Stored entries
+---+
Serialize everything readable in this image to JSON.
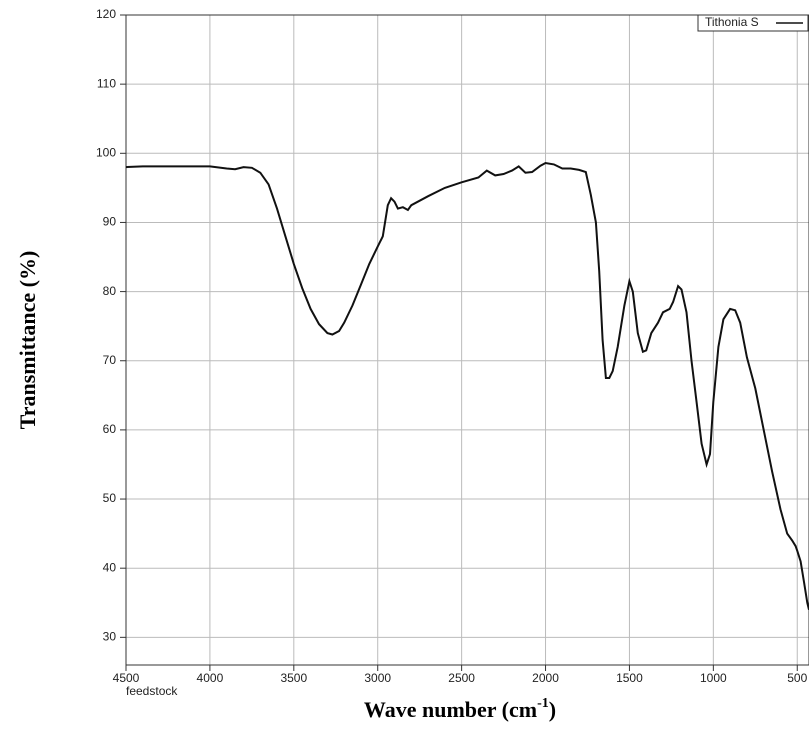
{
  "chart_data": {
    "type": "line",
    "ylabel": "Transmittance (%)",
    "xlabel": {
      "text": "Wave number (cm",
      "sup": "-1",
      "tail": ")"
    },
    "note": "feedstock",
    "x": [
      4500,
      4400,
      4200,
      4000,
      3900,
      3850,
      3800,
      3750,
      3700,
      3650,
      3600,
      3550,
      3500,
      3450,
      3400,
      3350,
      3300,
      3270,
      3230,
      3200,
      3150,
      3100,
      3050,
      3000,
      2970,
      2940,
      2920,
      2900,
      2880,
      2850,
      2820,
      2800,
      2700,
      2600,
      2500,
      2400,
      2350,
      2300,
      2250,
      2200,
      2160,
      2120,
      2080,
      2030,
      2000,
      1950,
      1900,
      1850,
      1800,
      1760,
      1730,
      1700,
      1680,
      1660,
      1640,
      1620,
      1600,
      1570,
      1530,
      1500,
      1480,
      1450,
      1420,
      1400,
      1370,
      1330,
      1300,
      1260,
      1240,
      1210,
      1190,
      1160,
      1130,
      1100,
      1070,
      1040,
      1020,
      1000,
      970,
      940,
      900,
      870,
      840,
      800,
      750,
      700,
      650,
      600,
      560,
      530,
      510,
      500,
      480,
      460,
      440,
      430
    ],
    "series": [
      {
        "name": "Tithonia S",
        "color": "#111111",
        "values": [
          98,
          98.1,
          98.1,
          98.1,
          97.8,
          97.7,
          98,
          97.9,
          97.2,
          95.5,
          92,
          88,
          84,
          80.5,
          77.5,
          75.3,
          74,
          73.8,
          74.3,
          75.5,
          78,
          81,
          84,
          86.5,
          88,
          92.5,
          93.5,
          93,
          92,
          92.2,
          91.8,
          92.5,
          93.8,
          95,
          95.8,
          96.5,
          97.5,
          96.8,
          97,
          97.5,
          98.1,
          97.2,
          97.3,
          98.2,
          98.6,
          98.4,
          97.8,
          97.8,
          97.6,
          97.3,
          94,
          90,
          83,
          73,
          67.5,
          67.5,
          68.5,
          72,
          78,
          81.5,
          80,
          74,
          71.3,
          71.5,
          74,
          75.5,
          77,
          77.5,
          78.5,
          80.8,
          80.3,
          77,
          70,
          64,
          58,
          55,
          56.5,
          64,
          72,
          76,
          77.5,
          77.3,
          75.5,
          70.5,
          66,
          60,
          54,
          48.5,
          45,
          44,
          43.2,
          42.5,
          41,
          38,
          35,
          34
        ]
      }
    ],
    "xlim": [
      4500,
      430
    ],
    "ylim": [
      26,
      120
    ],
    "xticks": [
      4500,
      4000,
      3500,
      3000,
      2500,
      2000,
      1500,
      1000,
      500
    ],
    "yticks": [
      30,
      40,
      50,
      60,
      70,
      80,
      90,
      100,
      110,
      120
    ],
    "grid": true,
    "legend": "top-right"
  }
}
+---+
_Challenge_:
Every record above must be given again exactly; drop the pictures.

_Expected answer_:
Serialize everything readable in this image to JSON.
{
  "chart_data": {
    "type": "line",
    "ylabel": "Transmittance (%)",
    "xlabel": {
      "text": "Wave number (cm",
      "sup": "-1",
      "tail": ")"
    },
    "note": "feedstock",
    "x": [
      4500,
      4400,
      4200,
      4000,
      3900,
      3850,
      3800,
      3750,
      3700,
      3650,
      3600,
      3550,
      3500,
      3450,
      3400,
      3350,
      3300,
      3270,
      3230,
      3200,
      3150,
      3100,
      3050,
      3000,
      2970,
      2940,
      2920,
      2900,
      2880,
      2850,
      2820,
      2800,
      2700,
      2600,
      2500,
      2400,
      2350,
      2300,
      2250,
      2200,
      2160,
      2120,
      2080,
      2030,
      2000,
      1950,
      1900,
      1850,
      1800,
      1760,
      1730,
      1700,
      1680,
      1660,
      1640,
      1620,
      1600,
      1570,
      1530,
      1500,
      1480,
      1450,
      1420,
      1400,
      1370,
      1330,
      1300,
      1260,
      1240,
      1210,
      1190,
      1160,
      1130,
      1100,
      1070,
      1040,
      1020,
      1000,
      970,
      940,
      900,
      870,
      840,
      800,
      750,
      700,
      650,
      600,
      560,
      530,
      510,
      500,
      480,
      460,
      440,
      430
    ],
    "series": [
      {
        "name": "Tithonia S",
        "color": "#111111",
        "values": [
          98,
          98.1,
          98.1,
          98.1,
          97.8,
          97.7,
          98,
          97.9,
          97.2,
          95.5,
          92,
          88,
          84,
          80.5,
          77.5,
          75.3,
          74,
          73.8,
          74.3,
          75.5,
          78,
          81,
          84,
          86.5,
          88,
          92.5,
          93.5,
          93,
          92,
          92.2,
          91.8,
          92.5,
          93.8,
          95,
          95.8,
          96.5,
          97.5,
          96.8,
          97,
          97.5,
          98.1,
          97.2,
          97.3,
          98.2,
          98.6,
          98.4,
          97.8,
          97.8,
          97.6,
          97.3,
          94,
          90,
          83,
          73,
          67.5,
          67.5,
          68.5,
          72,
          78,
          81.5,
          80,
          74,
          71.3,
          71.5,
          74,
          75.5,
          77,
          77.5,
          78.5,
          80.8,
          80.3,
          77,
          70,
          64,
          58,
          55,
          56.5,
          64,
          72,
          76,
          77.5,
          77.3,
          75.5,
          70.5,
          66,
          60,
          54,
          48.5,
          45,
          44,
          43.2,
          42.5,
          41,
          38,
          35,
          34
        ]
      }
    ],
    "xlim": [
      4500,
      430
    ],
    "ylim": [
      26,
      120
    ],
    "xticks": [
      4500,
      4000,
      3500,
      3000,
      2500,
      2000,
      1500,
      1000,
      500
    ],
    "yticks": [
      30,
      40,
      50,
      60,
      70,
      80,
      90,
      100,
      110,
      120
    ],
    "grid": true,
    "legend": "top-right"
  }
}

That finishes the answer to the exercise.